PROBLEM DESCRIPTION » Begin with the line that contains "Decode this image" and transcribe each line after it, up to and including the last line of the listing below.

THE DATA »
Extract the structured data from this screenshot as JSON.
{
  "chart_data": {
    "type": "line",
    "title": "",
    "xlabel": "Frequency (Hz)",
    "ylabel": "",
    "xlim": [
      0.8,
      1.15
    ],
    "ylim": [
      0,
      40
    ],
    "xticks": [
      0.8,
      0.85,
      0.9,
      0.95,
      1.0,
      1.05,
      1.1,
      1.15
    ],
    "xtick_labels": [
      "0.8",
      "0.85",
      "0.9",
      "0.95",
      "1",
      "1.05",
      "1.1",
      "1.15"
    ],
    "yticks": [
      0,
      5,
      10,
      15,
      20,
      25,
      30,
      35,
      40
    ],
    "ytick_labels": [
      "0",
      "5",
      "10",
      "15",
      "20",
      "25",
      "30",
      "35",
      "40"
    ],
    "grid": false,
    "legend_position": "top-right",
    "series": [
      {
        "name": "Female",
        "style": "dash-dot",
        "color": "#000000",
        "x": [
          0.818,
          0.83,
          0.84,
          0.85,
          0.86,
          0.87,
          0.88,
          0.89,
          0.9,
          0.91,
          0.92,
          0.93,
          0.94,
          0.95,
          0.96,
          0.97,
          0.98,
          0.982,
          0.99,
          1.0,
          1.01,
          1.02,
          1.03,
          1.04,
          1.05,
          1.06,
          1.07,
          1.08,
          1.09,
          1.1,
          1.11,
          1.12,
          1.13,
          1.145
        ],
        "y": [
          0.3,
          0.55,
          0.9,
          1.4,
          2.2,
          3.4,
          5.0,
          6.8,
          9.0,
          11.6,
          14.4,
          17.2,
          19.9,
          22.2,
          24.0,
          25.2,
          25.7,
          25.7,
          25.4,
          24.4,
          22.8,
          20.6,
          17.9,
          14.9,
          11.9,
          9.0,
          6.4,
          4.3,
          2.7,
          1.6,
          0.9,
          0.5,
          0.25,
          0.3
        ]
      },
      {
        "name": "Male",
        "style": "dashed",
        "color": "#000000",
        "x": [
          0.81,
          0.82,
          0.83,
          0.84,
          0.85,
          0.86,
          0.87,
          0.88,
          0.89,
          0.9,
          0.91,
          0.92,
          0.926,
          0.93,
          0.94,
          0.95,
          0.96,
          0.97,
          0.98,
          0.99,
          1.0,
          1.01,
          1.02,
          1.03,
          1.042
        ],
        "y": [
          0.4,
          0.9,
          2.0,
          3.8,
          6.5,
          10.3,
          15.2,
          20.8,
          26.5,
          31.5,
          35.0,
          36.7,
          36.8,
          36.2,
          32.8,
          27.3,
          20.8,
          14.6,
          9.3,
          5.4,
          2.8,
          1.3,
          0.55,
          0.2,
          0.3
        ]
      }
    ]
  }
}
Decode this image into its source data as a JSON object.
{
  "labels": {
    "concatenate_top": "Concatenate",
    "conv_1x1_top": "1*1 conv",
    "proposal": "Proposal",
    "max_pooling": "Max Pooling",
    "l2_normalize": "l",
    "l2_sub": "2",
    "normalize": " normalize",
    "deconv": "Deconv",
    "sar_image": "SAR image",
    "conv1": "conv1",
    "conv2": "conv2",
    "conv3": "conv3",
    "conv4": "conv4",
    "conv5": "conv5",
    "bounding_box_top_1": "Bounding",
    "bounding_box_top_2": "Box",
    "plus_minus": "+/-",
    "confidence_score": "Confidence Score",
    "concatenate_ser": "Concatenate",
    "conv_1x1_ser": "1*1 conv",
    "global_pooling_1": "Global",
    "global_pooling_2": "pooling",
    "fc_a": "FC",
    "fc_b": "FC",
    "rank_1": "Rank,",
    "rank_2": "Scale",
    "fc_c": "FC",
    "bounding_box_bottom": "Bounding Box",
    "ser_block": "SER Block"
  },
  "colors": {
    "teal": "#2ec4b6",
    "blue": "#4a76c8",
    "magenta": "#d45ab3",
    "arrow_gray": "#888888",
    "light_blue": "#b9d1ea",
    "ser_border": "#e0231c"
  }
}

EXERCISE ANSWER »
Decode this image into its source data as a JSON object.
{
  "labels": {
    "concatenate_top": "Concatenate",
    "conv_1x1_top": "1*1 conv",
    "proposal": "Proposal",
    "max_pooling": "Max Pooling",
    "l2_normalize": "l",
    "l2_sub": "2",
    "normalize": " normalize",
    "deconv": "Deconv",
    "sar_image": "SAR image",
    "conv1": "conv1",
    "conv2": "conv2",
    "conv3": "conv3",
    "conv4": "conv4",
    "conv5": "conv5",
    "bounding_box_top_1": "Bounding",
    "bounding_box_top_2": "Box",
    "plus_minus": "+/-",
    "confidence_score": "Confidence Score",
    "concatenate_ser": "Concatenate",
    "conv_1x1_ser": "1*1 conv",
    "global_pooling_1": "Global",
    "global_pooling_2": "pooling",
    "fc_a": "FC",
    "fc_b": "FC",
    "rank_1": "Rank,",
    "rank_2": "Scale",
    "fc_c": "FC",
    "bounding_box_bottom": "Bounding Box",
    "ser_block": "SER Block"
  },
  "colors": {
    "teal": "#2ec4b6",
    "blue": "#4a76c8",
    "magenta": "#d45ab3",
    "arrow_gray": "#888888",
    "light_blue": "#b9d1ea",
    "ser_border": "#e0231c"
  }
}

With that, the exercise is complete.